- WHAT IS ASKED -
Produce an exact copy of all the records.

- LISTED ENTRIES -
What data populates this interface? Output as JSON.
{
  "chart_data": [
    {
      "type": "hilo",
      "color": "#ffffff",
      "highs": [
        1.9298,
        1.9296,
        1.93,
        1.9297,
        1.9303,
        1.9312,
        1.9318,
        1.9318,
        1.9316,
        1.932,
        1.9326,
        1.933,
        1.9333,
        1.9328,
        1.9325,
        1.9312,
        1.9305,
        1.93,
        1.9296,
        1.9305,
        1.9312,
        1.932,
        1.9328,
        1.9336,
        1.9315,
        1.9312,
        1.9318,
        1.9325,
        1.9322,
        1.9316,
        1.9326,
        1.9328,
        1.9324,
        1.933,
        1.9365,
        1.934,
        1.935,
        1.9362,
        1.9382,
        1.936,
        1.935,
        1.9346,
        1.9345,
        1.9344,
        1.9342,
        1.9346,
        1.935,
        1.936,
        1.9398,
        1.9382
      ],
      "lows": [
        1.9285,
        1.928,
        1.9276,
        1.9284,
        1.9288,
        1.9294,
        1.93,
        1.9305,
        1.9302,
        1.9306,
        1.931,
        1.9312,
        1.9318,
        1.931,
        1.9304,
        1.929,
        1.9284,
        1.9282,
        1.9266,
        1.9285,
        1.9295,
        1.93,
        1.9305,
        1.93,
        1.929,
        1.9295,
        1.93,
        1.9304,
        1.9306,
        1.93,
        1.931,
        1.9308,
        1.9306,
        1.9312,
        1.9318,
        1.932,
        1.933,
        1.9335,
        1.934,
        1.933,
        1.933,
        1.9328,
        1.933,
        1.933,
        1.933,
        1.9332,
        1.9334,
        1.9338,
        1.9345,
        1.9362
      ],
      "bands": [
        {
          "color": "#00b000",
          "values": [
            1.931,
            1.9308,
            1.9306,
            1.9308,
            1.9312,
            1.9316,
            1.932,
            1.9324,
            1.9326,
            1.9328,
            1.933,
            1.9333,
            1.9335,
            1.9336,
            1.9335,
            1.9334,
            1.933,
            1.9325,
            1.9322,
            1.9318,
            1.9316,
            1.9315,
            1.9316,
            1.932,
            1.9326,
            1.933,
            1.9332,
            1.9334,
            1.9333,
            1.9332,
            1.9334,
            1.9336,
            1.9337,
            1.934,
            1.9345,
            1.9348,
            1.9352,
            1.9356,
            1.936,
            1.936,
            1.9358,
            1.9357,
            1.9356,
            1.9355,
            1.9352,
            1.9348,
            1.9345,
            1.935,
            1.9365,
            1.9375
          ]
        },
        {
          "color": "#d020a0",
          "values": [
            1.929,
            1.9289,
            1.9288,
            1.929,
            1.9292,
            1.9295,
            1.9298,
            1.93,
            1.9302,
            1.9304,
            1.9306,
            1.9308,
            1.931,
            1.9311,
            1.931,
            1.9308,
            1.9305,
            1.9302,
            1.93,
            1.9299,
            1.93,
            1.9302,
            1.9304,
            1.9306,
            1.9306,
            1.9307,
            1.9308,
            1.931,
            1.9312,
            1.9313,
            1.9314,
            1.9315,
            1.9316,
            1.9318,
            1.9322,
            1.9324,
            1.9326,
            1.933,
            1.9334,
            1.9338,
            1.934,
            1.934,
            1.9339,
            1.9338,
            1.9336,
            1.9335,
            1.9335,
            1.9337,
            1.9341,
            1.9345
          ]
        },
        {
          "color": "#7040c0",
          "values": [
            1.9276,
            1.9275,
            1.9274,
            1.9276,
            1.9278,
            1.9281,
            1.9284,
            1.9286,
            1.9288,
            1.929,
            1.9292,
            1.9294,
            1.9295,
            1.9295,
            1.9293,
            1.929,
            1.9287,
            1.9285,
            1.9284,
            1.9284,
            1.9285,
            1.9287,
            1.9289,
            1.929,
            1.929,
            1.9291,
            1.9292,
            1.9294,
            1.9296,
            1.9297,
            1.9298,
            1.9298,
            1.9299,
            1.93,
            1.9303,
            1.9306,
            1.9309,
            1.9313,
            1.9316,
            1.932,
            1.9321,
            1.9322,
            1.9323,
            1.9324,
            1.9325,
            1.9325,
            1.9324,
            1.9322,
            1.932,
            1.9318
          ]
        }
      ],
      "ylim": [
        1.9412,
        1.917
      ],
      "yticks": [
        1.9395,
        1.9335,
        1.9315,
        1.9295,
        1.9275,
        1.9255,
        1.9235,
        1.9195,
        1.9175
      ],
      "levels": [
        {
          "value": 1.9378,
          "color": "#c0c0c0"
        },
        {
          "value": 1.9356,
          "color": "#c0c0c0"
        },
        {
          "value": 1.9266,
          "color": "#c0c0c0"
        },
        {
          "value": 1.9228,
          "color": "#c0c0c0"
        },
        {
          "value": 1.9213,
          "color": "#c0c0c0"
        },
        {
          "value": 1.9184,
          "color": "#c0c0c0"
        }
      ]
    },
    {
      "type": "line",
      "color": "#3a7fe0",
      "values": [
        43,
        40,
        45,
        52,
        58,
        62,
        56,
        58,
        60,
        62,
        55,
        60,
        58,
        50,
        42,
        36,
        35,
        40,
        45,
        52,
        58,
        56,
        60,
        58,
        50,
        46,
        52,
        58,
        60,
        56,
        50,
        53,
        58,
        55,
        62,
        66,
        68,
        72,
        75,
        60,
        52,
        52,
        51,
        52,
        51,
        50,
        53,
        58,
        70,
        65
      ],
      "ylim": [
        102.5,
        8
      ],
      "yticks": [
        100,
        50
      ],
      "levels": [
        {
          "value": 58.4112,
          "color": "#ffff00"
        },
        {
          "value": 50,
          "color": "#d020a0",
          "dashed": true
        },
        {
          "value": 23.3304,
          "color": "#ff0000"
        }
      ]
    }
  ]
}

- REPLY TO THE EXERCISE -
What data populates this interface? Output as JSON.
{
  "chart_data": [
    {
      "type": "hilo",
      "color": "#ffffff",
      "highs": [
        1.9298,
        1.9296,
        1.93,
        1.9297,
        1.9303,
        1.9312,
        1.9318,
        1.9318,
        1.9316,
        1.932,
        1.9326,
        1.933,
        1.9333,
        1.9328,
        1.9325,
        1.9312,
        1.9305,
        1.93,
        1.9296,
        1.9305,
        1.9312,
        1.932,
        1.9328,
        1.9336,
        1.9315,
        1.9312,
        1.9318,
        1.9325,
        1.9322,
        1.9316,
        1.9326,
        1.9328,
        1.9324,
        1.933,
        1.9365,
        1.934,
        1.935,
        1.9362,
        1.9382,
        1.936,
        1.935,
        1.9346,
        1.9345,
        1.9344,
        1.9342,
        1.9346,
        1.935,
        1.936,
        1.9398,
        1.9382
      ],
      "lows": [
        1.9285,
        1.928,
        1.9276,
        1.9284,
        1.9288,
        1.9294,
        1.93,
        1.9305,
        1.9302,
        1.9306,
        1.931,
        1.9312,
        1.9318,
        1.931,
        1.9304,
        1.929,
        1.9284,
        1.9282,
        1.9266,
        1.9285,
        1.9295,
        1.93,
        1.9305,
        1.93,
        1.929,
        1.9295,
        1.93,
        1.9304,
        1.9306,
        1.93,
        1.931,
        1.9308,
        1.9306,
        1.9312,
        1.9318,
        1.932,
        1.933,
        1.9335,
        1.934,
        1.933,
        1.933,
        1.9328,
        1.933,
        1.933,
        1.933,
        1.9332,
        1.9334,
        1.9338,
        1.9345,
        1.9362
      ],
      "bands": [
        {
          "color": "#00b000",
          "values": [
            1.931,
            1.9308,
            1.9306,
            1.9308,
            1.9312,
            1.9316,
            1.932,
            1.9324,
            1.9326,
            1.9328,
            1.933,
            1.9333,
            1.9335,
            1.9336,
            1.9335,
            1.9334,
            1.933,
            1.9325,
            1.9322,
            1.9318,
            1.9316,
            1.9315,
            1.9316,
            1.932,
            1.9326,
            1.933,
            1.9332,
            1.9334,
            1.9333,
            1.9332,
            1.9334,
            1.9336,
            1.9337,
            1.934,
            1.9345,
            1.9348,
            1.9352,
            1.9356,
            1.936,
            1.936,
            1.9358,
            1.9357,
            1.9356,
            1.9355,
            1.9352,
            1.9348,
            1.9345,
            1.935,
            1.9365,
            1.9375
          ]
        },
        {
          "color": "#d020a0",
          "values": [
            1.929,
            1.9289,
            1.9288,
            1.929,
            1.9292,
            1.9295,
            1.9298,
            1.93,
            1.9302,
            1.9304,
            1.9306,
            1.9308,
            1.931,
            1.9311,
            1.931,
            1.9308,
            1.9305,
            1.9302,
            1.93,
            1.9299,
            1.93,
            1.9302,
            1.9304,
            1.9306,
            1.9306,
            1.9307,
            1.9308,
            1.931,
            1.9312,
            1.9313,
            1.9314,
            1.9315,
            1.9316,
            1.9318,
            1.9322,
            1.9324,
            1.9326,
            1.933,
            1.9334,
            1.9338,
            1.934,
            1.934,
            1.9339,
            1.9338,
            1.9336,
            1.9335,
            1.9335,
            1.9337,
            1.9341,
            1.9345
          ]
        },
        {
          "color": "#7040c0",
          "values": [
            1.9276,
            1.9275,
            1.9274,
            1.9276,
            1.9278,
            1.9281,
            1.9284,
            1.9286,
            1.9288,
            1.929,
            1.9292,
            1.9294,
            1.9295,
            1.9295,
            1.9293,
            1.929,
            1.9287,
            1.9285,
            1.9284,
            1.9284,
            1.9285,
            1.9287,
            1.9289,
            1.929,
            1.929,
            1.9291,
            1.9292,
            1.9294,
            1.9296,
            1.9297,
            1.9298,
            1.9298,
            1.9299,
            1.93,
            1.9303,
            1.9306,
            1.9309,
            1.9313,
            1.9316,
            1.932,
            1.9321,
            1.9322,
            1.9323,
            1.9324,
            1.9325,
            1.9325,
            1.9324,
            1.9322,
            1.932,
            1.9318
          ]
        }
      ],
      "ylim": [
        1.9412,
        1.917
      ],
      "yticks": [
        1.9395,
        1.9335,
        1.9315,
        1.9295,
        1.9275,
        1.9255,
        1.9235,
        1.9195,
        1.9175
      ],
      "levels": [
        {
          "value": 1.9378,
          "color": "#c0c0c0"
        },
        {
          "value": 1.9356,
          "color": "#c0c0c0"
        },
        {
          "value": 1.9266,
          "color": "#c0c0c0"
        },
        {
          "value": 1.9228,
          "color": "#c0c0c0"
        },
        {
          "value": 1.9213,
          "color": "#c0c0c0"
        },
        {
          "value": 1.9184,
          "color": "#c0c0c0"
        }
      ]
    },
    {
      "type": "line",
      "color": "#3a7fe0",
      "values": [
        43,
        40,
        45,
        52,
        58,
        62,
        56,
        58,
        60,
        62,
        55,
        60,
        58,
        50,
        42,
        36,
        35,
        40,
        45,
        52,
        58,
        56,
        60,
        58,
        50,
        46,
        52,
        58,
        60,
        56,
        50,
        53,
        58,
        55,
        62,
        66,
        68,
        72,
        75,
        60,
        52,
        52,
        51,
        52,
        51,
        50,
        53,
        58,
        70,
        65
      ],
      "ylim": [
        102.5,
        8
      ],
      "yticks": [
        100,
        50
      ],
      "levels": [
        {
          "value": 58.4112,
          "color": "#ffff00"
        },
        {
          "value": 50,
          "color": "#d020a0",
          "dashed": true
        },
        {
          "value": 23.3304,
          "color": "#ff0000"
        }
      ]
    }
  ]
}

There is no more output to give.